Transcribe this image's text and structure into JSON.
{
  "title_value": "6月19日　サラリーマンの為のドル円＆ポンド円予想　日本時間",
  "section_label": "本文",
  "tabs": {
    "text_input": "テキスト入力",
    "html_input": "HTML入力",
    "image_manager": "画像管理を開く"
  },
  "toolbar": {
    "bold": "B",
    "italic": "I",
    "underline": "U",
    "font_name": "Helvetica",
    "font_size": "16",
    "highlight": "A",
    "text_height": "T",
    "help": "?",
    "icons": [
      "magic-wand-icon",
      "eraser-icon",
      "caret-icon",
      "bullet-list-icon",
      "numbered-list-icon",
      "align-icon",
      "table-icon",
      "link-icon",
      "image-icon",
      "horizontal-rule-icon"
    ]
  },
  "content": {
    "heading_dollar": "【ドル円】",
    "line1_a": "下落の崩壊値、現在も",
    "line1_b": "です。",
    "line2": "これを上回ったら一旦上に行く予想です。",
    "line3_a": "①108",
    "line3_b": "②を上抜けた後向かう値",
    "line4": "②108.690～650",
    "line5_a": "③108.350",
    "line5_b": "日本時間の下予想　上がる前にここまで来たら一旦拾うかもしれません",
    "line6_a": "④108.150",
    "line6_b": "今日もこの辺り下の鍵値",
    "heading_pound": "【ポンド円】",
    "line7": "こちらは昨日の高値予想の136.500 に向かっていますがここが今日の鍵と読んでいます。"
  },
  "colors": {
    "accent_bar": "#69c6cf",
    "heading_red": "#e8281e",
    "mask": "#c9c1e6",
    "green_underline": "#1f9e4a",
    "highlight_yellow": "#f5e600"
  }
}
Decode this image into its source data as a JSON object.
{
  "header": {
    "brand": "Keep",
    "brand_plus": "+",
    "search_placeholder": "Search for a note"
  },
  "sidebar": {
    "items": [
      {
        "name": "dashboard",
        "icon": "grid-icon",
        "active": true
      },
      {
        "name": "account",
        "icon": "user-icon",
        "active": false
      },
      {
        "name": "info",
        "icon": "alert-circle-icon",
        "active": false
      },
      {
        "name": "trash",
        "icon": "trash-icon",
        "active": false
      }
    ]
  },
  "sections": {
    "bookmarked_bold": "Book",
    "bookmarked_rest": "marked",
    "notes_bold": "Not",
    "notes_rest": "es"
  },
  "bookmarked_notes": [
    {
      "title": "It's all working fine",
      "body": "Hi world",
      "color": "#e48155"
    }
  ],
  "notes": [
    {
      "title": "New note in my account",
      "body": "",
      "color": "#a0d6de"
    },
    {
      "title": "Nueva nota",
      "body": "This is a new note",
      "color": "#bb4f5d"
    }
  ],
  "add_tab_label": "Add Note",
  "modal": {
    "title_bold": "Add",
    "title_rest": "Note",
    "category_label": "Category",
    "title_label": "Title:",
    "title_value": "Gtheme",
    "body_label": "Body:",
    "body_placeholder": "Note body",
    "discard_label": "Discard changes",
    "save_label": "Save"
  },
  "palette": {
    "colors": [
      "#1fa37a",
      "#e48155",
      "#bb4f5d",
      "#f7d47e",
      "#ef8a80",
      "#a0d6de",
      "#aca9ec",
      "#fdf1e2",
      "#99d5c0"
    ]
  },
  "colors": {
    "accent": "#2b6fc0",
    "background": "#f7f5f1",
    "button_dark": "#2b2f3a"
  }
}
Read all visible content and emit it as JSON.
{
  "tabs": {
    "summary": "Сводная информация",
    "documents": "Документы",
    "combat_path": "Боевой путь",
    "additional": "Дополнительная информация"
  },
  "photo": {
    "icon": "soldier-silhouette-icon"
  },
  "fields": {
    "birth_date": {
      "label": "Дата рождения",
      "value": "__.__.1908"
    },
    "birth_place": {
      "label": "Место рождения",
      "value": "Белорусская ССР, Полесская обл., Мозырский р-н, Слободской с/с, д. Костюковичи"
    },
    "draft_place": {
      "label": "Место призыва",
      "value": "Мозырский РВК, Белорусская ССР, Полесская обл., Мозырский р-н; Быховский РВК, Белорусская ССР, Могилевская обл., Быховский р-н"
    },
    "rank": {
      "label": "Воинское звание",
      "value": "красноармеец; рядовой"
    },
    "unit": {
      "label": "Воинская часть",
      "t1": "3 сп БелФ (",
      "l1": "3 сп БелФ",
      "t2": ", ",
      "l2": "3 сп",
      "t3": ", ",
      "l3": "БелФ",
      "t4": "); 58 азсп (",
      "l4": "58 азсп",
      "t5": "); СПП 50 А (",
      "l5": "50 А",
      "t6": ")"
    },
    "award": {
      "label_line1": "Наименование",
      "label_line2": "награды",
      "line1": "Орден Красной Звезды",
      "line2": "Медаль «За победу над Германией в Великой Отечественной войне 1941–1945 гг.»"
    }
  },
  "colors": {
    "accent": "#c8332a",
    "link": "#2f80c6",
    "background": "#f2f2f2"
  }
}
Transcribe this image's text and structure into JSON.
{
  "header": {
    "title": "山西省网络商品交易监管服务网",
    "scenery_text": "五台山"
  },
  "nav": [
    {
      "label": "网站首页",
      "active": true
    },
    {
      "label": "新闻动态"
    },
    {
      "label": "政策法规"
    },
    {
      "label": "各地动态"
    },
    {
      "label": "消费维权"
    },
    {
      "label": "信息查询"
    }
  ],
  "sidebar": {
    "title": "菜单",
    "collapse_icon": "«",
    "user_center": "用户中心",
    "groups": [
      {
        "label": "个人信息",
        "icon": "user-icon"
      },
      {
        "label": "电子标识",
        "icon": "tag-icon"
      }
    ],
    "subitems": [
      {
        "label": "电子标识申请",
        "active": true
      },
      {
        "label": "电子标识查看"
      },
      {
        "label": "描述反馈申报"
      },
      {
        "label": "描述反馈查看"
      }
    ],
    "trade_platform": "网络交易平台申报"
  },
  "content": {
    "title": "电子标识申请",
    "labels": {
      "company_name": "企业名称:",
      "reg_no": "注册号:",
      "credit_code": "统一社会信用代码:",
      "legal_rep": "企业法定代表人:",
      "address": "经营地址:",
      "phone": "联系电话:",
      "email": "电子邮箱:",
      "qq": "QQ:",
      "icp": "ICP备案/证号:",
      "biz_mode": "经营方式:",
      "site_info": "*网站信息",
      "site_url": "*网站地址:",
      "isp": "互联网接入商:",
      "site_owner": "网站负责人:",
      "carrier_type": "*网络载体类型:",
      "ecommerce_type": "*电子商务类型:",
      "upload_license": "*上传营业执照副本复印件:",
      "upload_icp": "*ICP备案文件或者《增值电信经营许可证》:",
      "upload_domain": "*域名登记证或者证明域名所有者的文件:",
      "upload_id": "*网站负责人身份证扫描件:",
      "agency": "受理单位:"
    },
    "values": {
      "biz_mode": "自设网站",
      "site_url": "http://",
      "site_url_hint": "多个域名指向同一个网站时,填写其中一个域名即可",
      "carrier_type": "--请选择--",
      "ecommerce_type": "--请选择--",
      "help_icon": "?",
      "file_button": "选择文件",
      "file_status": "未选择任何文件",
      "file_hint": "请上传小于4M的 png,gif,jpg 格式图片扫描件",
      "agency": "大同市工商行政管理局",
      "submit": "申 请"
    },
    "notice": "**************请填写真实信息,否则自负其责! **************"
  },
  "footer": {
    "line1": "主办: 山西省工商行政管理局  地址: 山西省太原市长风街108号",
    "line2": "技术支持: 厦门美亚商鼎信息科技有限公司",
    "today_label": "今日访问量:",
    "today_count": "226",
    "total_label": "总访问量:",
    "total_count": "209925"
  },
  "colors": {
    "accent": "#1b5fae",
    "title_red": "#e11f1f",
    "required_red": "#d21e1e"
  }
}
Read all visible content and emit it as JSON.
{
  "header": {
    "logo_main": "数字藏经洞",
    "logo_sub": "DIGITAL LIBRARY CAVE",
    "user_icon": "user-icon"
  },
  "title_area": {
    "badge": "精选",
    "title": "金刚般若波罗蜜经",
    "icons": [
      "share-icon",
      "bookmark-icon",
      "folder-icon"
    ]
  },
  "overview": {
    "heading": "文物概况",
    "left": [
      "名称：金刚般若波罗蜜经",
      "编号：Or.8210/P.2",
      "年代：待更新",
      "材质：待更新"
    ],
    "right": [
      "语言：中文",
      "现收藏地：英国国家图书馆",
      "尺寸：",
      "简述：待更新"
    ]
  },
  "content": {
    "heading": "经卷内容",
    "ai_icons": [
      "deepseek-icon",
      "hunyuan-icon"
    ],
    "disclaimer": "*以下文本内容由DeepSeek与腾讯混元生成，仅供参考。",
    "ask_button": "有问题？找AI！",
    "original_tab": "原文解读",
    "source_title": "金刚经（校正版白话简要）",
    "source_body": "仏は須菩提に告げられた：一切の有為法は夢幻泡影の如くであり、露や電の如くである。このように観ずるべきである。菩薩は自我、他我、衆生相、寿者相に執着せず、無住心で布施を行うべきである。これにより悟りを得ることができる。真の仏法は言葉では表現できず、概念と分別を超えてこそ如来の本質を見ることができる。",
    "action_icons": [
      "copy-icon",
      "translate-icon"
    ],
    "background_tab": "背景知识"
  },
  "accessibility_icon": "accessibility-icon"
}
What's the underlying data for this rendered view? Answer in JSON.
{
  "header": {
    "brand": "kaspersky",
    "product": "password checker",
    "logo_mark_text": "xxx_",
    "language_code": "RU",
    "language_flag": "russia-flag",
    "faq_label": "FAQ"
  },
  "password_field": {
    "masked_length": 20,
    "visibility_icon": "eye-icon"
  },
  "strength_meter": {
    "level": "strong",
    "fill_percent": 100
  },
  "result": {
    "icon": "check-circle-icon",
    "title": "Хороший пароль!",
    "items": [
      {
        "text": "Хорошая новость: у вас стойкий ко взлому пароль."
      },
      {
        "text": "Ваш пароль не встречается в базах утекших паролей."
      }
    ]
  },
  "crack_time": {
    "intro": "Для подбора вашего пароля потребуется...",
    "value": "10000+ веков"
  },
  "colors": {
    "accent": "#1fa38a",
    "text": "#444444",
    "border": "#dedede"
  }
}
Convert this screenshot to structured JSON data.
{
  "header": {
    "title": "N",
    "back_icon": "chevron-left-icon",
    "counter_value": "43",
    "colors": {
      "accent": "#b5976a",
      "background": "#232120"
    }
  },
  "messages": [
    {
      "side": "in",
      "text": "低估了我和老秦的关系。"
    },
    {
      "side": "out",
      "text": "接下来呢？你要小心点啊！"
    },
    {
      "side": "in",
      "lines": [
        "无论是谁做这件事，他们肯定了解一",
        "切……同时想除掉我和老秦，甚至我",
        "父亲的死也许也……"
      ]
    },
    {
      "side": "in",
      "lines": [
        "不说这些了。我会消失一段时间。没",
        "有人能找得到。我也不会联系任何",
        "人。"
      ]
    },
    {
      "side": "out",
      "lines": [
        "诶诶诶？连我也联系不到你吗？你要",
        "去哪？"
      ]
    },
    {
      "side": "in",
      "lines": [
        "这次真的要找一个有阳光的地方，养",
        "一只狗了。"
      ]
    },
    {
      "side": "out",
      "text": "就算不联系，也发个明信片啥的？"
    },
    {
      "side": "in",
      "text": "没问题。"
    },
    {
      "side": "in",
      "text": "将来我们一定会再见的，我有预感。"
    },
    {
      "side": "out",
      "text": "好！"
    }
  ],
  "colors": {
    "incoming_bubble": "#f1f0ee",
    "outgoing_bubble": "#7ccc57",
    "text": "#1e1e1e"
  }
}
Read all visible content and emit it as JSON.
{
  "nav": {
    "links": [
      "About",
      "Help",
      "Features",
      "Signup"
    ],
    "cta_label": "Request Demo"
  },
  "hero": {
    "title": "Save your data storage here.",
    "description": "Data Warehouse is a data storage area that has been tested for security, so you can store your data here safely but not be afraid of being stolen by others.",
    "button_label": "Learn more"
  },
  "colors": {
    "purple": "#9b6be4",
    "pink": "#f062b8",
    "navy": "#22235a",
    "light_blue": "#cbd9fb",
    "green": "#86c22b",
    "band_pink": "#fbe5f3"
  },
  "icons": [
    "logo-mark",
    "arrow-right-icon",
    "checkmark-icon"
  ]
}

(DIRECTION)
Copy every line from the entries that contains the word "storage".

(EXERCISE SOLUTION)
    "title": "Save your data storage here.",
    "description": "Data Warehouse is a data storage area that has been tested for security, so you can store your data here safely but not be afraid of being stolen by others.",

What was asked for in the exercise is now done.